[Dataset items]
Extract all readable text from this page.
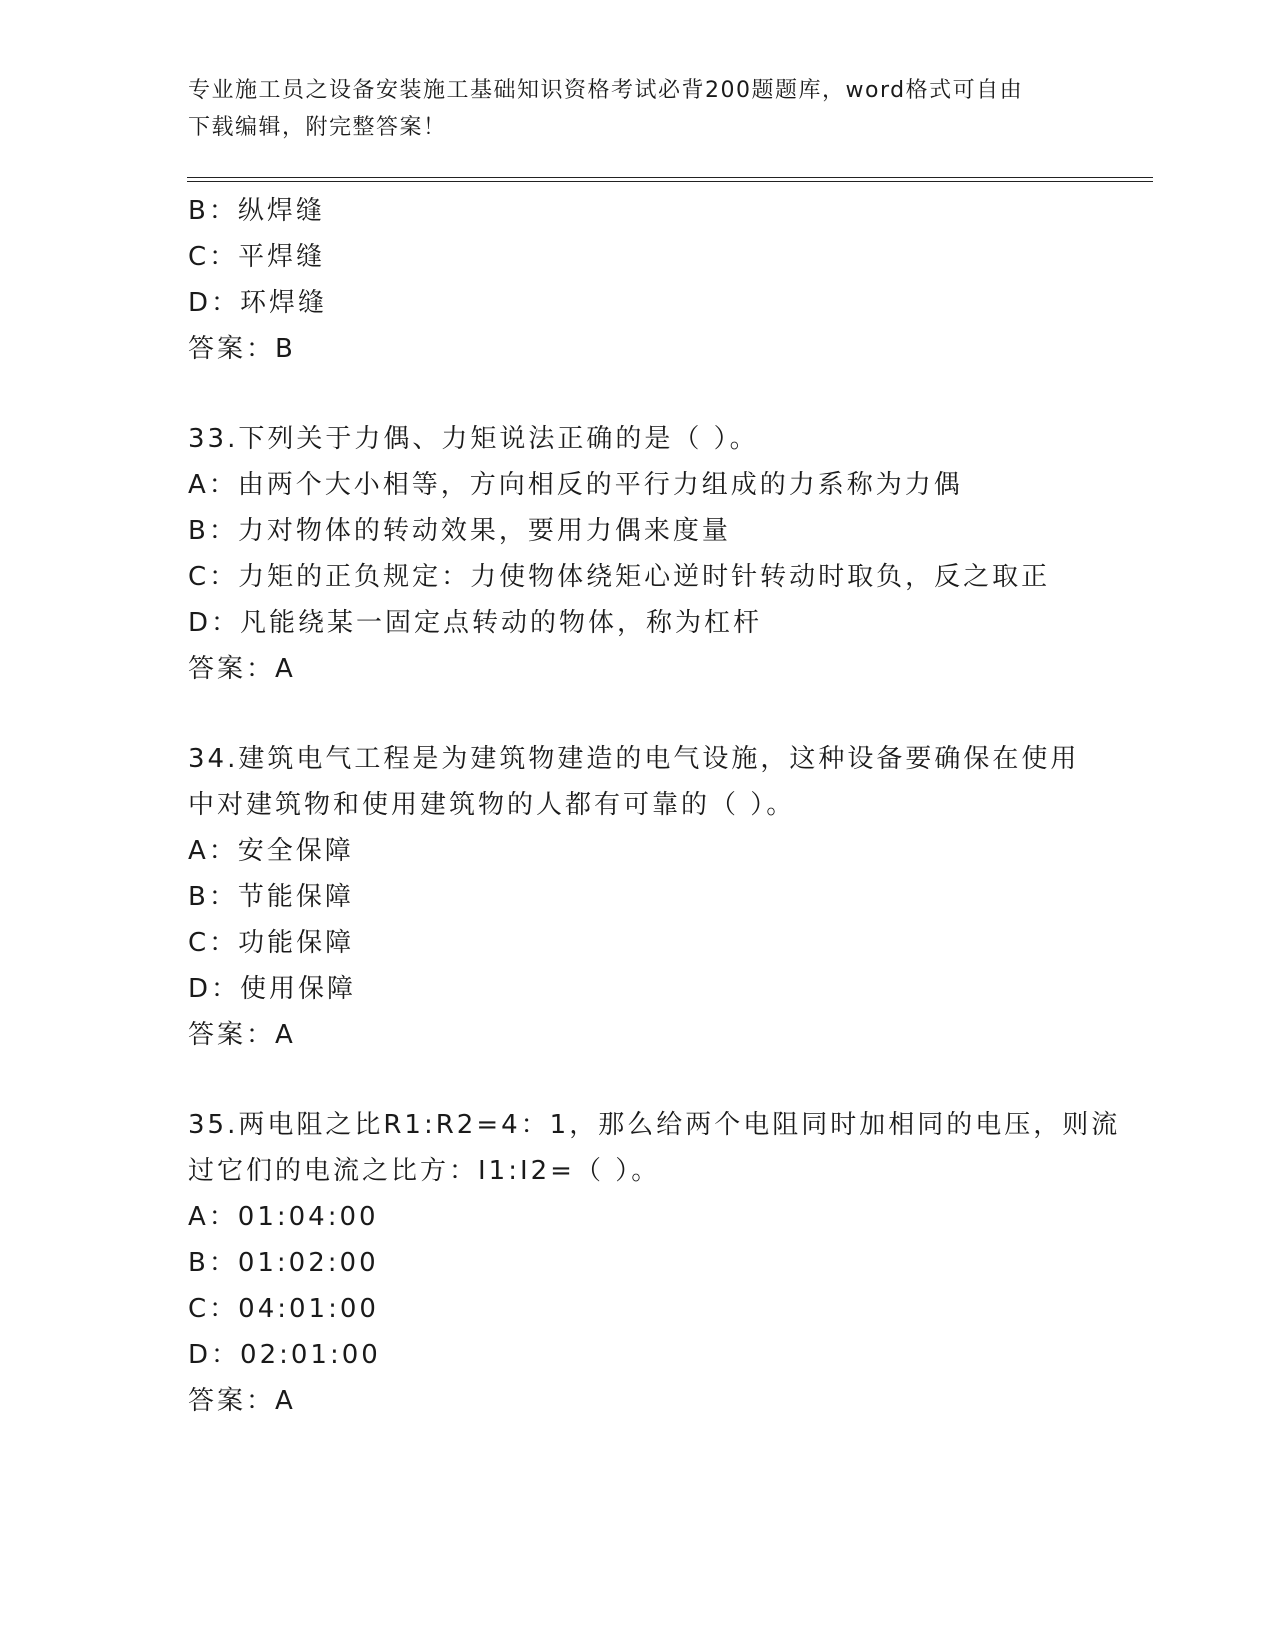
专业施工员之设备安装施工基础知识资格考试必背200题题库，word格式可自由
下载编辑，附完整答案！
B：纵焊缝
C：平焊缝
D：环焊缝
答案：B
33.下列关于力偶、力矩说法正确的是（ ）。
A：由两个大小相等，方向相反的平行力组成的力系称为力偶
B：力对物体的转动效果，要用力偶来度量
C：力矩的正负规定：力使物体绕矩心逆时针转动时取负，反之取正
D：凡能绕某一固定点转动的物体，称为杠杆
答案：A
34.建筑电气工程是为建筑物建造的电气设施，这种设备要确保在使用
中对建筑物和使用建筑物的人都有可靠的（ ）。
A：安全保障
B：节能保障
C：功能保障
D：使用保障
答案：A
35.两电阻之比R1:R2=4：1，那么给两个电阻同时加相同的电压，则流
过它们的电流之比方：I1:I2=（ ）。
A：01:04:00
B：01:02:00
C：04:01:00
D：02:01:00
答案：A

**THE EXERCISE**
Repeat the listing above exactly, with no pictures.

**RESULT BELOW**
Extract all readable text from this page.
专业施工员之设备安装施工基础知识资格考试必背200题题库，word格式可自由
下载编辑，附完整答案！
B：纵焊缝
C：平焊缝
D：环焊缝
答案：B
33.下列关于力偶、力矩说法正确的是（ ）。
A：由两个大小相等，方向相反的平行力组成的力系称为力偶
B：力对物体的转动效果，要用力偶来度量
C：力矩的正负规定：力使物体绕矩心逆时针转动时取负，反之取正
D：凡能绕某一固定点转动的物体，称为杠杆
答案：A
34.建筑电气工程是为建筑物建造的电气设施，这种设备要确保在使用
中对建筑物和使用建筑物的人都有可靠的（ ）。
A：安全保障
B：节能保障
C：功能保障
D：使用保障
答案：A
35.两电阻之比R1:R2=4：1，那么给两个电阻同时加相同的电压，则流
过它们的电流之比方：I1:I2=（ ）。
A：01:04:00
B：01:02:00
C：04:01:00
D：02:01:00
答案：A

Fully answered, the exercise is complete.